Set task: Every entry below should be repeated exactly; the pictures should not.

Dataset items
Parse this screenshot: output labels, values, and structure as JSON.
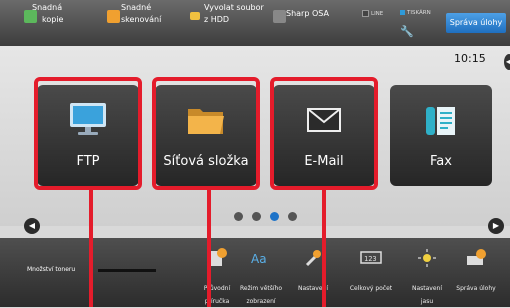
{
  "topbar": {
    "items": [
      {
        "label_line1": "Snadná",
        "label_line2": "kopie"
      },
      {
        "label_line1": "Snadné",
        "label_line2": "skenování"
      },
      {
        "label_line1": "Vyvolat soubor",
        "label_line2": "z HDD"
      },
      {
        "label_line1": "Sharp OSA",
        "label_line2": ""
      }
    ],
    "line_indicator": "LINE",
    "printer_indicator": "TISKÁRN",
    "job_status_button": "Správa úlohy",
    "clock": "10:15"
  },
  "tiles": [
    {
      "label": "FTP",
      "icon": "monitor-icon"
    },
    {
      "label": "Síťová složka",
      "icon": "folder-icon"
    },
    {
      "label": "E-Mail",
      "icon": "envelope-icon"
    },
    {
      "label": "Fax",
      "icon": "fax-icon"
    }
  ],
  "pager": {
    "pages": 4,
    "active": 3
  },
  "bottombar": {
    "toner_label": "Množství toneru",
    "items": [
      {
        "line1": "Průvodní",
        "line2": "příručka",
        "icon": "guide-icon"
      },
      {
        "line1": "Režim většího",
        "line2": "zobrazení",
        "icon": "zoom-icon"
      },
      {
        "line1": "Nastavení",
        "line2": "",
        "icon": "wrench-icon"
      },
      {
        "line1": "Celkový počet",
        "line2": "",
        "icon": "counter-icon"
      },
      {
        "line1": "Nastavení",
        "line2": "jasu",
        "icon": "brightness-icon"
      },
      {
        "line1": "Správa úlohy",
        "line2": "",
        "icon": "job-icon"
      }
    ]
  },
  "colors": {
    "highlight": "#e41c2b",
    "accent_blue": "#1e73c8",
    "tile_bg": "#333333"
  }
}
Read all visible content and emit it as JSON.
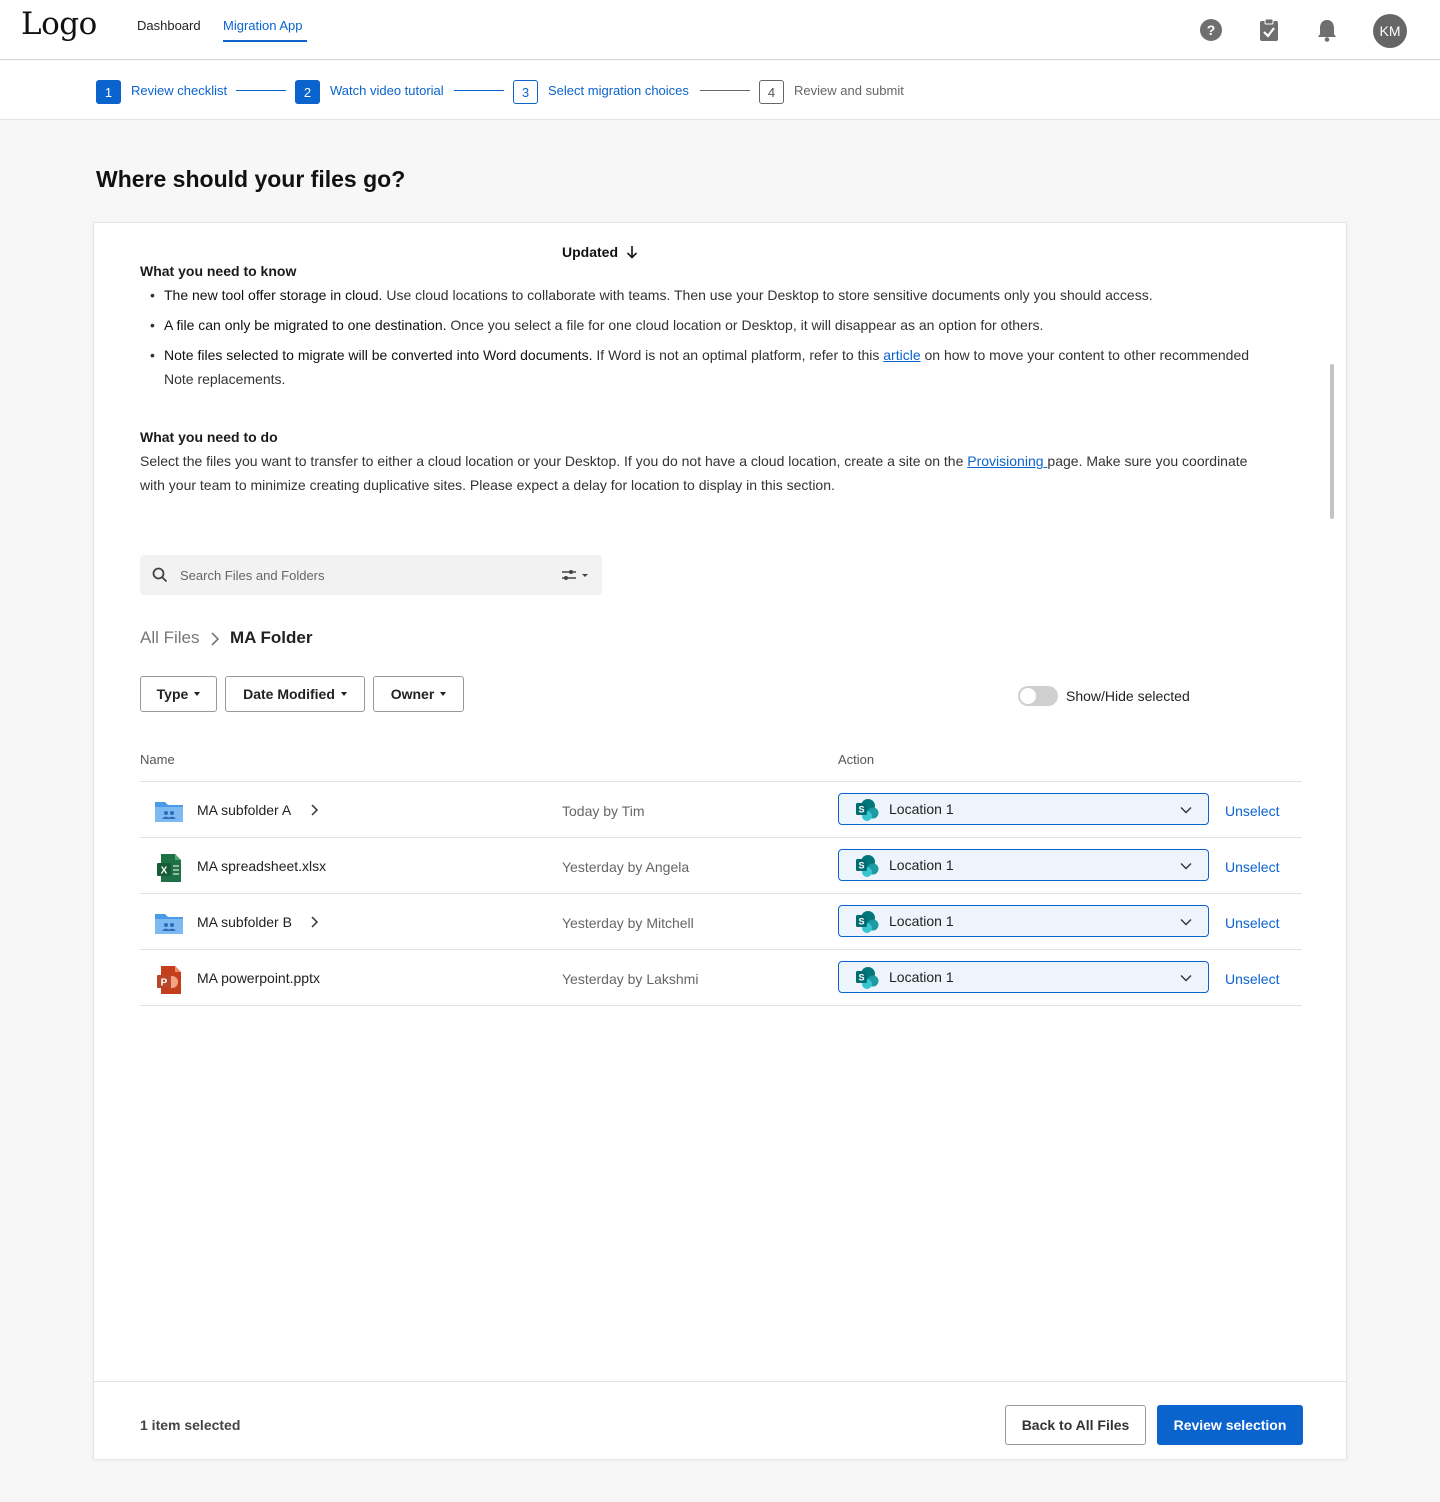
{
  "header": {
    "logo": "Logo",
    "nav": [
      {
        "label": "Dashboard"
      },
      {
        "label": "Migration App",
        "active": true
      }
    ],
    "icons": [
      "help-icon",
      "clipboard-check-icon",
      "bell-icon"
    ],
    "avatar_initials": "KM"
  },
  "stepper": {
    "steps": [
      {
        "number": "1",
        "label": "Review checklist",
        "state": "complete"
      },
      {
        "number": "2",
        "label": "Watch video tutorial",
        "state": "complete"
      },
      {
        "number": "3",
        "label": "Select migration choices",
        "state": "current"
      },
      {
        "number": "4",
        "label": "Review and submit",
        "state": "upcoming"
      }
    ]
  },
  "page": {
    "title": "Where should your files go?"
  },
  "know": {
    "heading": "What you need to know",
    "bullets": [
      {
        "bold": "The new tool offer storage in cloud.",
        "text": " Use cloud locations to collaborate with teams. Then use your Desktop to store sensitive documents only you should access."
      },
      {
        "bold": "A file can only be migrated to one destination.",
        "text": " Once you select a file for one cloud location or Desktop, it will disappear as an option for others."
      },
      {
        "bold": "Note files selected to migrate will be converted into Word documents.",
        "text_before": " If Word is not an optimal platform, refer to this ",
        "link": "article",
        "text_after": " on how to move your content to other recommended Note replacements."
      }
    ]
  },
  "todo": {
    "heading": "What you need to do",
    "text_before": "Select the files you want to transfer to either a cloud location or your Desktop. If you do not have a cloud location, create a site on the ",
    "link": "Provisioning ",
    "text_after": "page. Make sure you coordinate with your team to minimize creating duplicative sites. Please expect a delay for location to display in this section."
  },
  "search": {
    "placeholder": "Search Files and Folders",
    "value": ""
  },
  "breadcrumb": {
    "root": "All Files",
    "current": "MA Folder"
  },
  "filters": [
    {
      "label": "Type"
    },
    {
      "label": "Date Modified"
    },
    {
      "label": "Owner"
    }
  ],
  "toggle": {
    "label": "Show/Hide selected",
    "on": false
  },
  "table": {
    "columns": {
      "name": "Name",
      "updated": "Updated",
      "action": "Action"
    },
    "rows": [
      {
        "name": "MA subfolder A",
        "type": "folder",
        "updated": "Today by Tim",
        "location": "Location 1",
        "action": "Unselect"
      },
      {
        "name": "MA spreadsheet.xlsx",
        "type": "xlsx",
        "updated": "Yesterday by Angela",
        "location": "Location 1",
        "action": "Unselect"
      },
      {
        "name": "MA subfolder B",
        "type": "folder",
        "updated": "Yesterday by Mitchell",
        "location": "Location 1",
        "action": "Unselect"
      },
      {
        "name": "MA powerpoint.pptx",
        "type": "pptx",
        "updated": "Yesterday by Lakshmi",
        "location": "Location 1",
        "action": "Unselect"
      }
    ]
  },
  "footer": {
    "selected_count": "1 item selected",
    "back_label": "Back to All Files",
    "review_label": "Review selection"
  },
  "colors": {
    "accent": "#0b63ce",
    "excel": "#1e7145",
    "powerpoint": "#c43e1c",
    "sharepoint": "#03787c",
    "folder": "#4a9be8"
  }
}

Solution:
Parse this screenshot: output labels, values, and structure as JSON.
{
  "topbar": {
    "items": [
      {
        "label_line1": "Snadná",
        "label_line2": "kopie"
      },
      {
        "label_line1": "Snadné",
        "label_line2": "skenování"
      },
      {
        "label_line1": "Vyvolat soubor",
        "label_line2": "z HDD"
      },
      {
        "label_line1": "Sharp OSA",
        "label_line2": ""
      }
    ],
    "line_indicator": "LINE",
    "printer_indicator": "TISKÁRN",
    "job_status_button": "Správa úlohy",
    "clock": "10:15"
  },
  "tiles": [
    {
      "label": "FTP",
      "icon": "monitor-icon"
    },
    {
      "label": "Síťová složka",
      "icon": "folder-icon"
    },
    {
      "label": "E-Mail",
      "icon": "envelope-icon"
    },
    {
      "label": "Fax",
      "icon": "fax-icon"
    }
  ],
  "pager": {
    "pages": 4,
    "active": 3
  },
  "bottombar": {
    "toner_label": "Množství toneru",
    "items": [
      {
        "line1": "Průvodní",
        "line2": "příručka",
        "icon": "guide-icon"
      },
      {
        "line1": "Režim většího",
        "line2": "zobrazení",
        "icon": "zoom-icon"
      },
      {
        "line1": "Nastavení",
        "line2": "",
        "icon": "wrench-icon"
      },
      {
        "line1": "Celkový počet",
        "line2": "",
        "icon": "counter-icon"
      },
      {
        "line1": "Nastavení",
        "line2": "jasu",
        "icon": "brightness-icon"
      },
      {
        "line1": "Správa úlohy",
        "line2": "",
        "icon": "job-icon"
      }
    ]
  },
  "colors": {
    "highlight": "#e41c2b",
    "accent_blue": "#1e73c8",
    "tile_bg": "#333333"
  }
}
Read all visible content and emit it as JSON.
{
  "header": {
    "logo": "Logo",
    "nav": [
      {
        "label": "Dashboard"
      },
      {
        "label": "Migration App",
        "active": true
      }
    ],
    "icons": [
      "help-icon",
      "clipboard-check-icon",
      "bell-icon"
    ],
    "avatar_initials": "KM"
  },
  "stepper": {
    "steps": [
      {
        "number": "1",
        "label": "Review checklist",
        "state": "complete"
      },
      {
        "number": "2",
        "label": "Watch video tutorial",
        "state": "complete"
      },
      {
        "number": "3",
        "label": "Select migration choices",
        "state": "current"
      },
      {
        "number": "4",
        "label": "Review and submit",
        "state": "upcoming"
      }
    ]
  },
  "page": {
    "title": "Where should your files go?"
  },
  "know": {
    "heading": "What you need to know",
    "bullets": [
      {
        "bold": "The new tool offer storage in cloud.",
        "text": " Use cloud locations to collaborate with teams. Then use your Desktop to store sensitive documents only you should access."
      },
      {
        "bold": "A file can only be migrated to one destination.",
        "text": " Once you select a file for one cloud location or Desktop, it will disappear as an option for others."
      },
      {
        "bold": "Note files selected to migrate will be converted into Word documents.",
        "text_before": " If Word is not an optimal platform, refer to this ",
        "link": "article",
        "text_after": " on how to move your content to other recommended Note replacements."
      }
    ]
  },
  "todo": {
    "heading": "What you need to do",
    "text_before": "Select the files you want to transfer to either a cloud location or your Desktop. If you do not have a cloud location, create a site on the ",
    "link": "Provisioning ",
    "text_after": "page. Make sure you coordinate with your team to minimize creating duplicative sites. Please expect a delay for location to display in this section."
  },
  "search": {
    "placeholder": "Search Files and Folders",
    "value": ""
  },
  "breadcrumb": {
    "root": "All Files",
    "current": "MA Folder"
  },
  "filters": [
    {
      "label": "Type"
    },
    {
      "label": "Date Modified"
    },
    {
      "label": "Owner"
    }
  ],
  "toggle": {
    "label": "Show/Hide selected",
    "on": false
  },
  "table": {
    "columns": {
      "name": "Name",
      "updated": "Updated",
      "action": "Action"
    },
    "rows": [
      {
        "name": "MA subfolder A",
        "type": "folder",
        "updated": "Today by Tim",
        "location": "Location 1",
        "action": "Unselect"
      },
      {
        "name": "MA spreadsheet.xlsx",
        "type": "xlsx",
        "updated": "Yesterday by Angela",
        "location": "Location 1",
        "action": "Unselect"
      },
      {
        "name": "MA subfolder B",
        "type": "folder",
        "updated": "Yesterday by Mitchell",
        "location": "Location 1",
        "action": "Unselect"
      },
      {
        "name": "MA powerpoint.pptx",
        "type": "pptx",
        "updated": "Yesterday by Lakshmi",
        "location": "Location 1",
        "action": "Unselect"
      }
    ]
  },
  "footer": {
    "selected_count": "1 item selected",
    "back_label": "Back to All Files",
    "review_label": "Review selection"
  },
  "colors": {
    "accent": "#0b63ce",
    "excel": "#1e7145",
    "powerpoint": "#c43e1c",
    "sharepoint": "#03787c",
    "folder": "#4a9be8"
  }
}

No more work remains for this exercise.